Copy each line below in which the word "color" occurs.
#### PROVIDED INFORMATION ####
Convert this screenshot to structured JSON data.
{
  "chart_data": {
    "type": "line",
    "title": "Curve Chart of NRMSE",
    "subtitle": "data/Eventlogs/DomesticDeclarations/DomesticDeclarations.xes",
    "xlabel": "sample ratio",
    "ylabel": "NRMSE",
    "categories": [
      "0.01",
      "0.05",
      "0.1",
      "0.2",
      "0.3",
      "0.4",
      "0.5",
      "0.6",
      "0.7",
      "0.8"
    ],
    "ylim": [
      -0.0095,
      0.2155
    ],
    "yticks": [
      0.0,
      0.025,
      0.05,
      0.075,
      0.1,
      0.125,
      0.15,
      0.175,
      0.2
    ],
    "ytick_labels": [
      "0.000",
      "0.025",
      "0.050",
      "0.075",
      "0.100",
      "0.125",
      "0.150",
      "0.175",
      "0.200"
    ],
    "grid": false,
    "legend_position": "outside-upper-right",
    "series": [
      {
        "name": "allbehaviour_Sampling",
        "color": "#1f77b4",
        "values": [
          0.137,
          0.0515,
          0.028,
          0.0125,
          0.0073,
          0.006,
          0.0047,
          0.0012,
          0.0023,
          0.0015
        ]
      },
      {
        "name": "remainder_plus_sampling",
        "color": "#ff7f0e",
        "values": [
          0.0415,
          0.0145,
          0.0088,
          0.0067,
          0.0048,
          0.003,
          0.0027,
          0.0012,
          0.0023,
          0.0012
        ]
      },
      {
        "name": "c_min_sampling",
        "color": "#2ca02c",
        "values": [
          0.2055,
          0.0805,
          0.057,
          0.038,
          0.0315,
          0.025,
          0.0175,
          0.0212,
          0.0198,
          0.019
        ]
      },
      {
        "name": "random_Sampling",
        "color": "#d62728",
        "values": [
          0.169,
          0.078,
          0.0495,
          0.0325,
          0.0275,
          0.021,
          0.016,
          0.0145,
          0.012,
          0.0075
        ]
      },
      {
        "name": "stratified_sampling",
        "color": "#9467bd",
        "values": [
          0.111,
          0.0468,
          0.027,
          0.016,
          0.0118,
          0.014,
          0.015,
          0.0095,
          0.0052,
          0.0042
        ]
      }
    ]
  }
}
####
= EXERCISE RESPONSE =
        "color": "#1f77b4",
        "color": "#ff7f0e",
        "color": "#2ca02c",
        "color": "#d62728",
        "color": "#9467bd",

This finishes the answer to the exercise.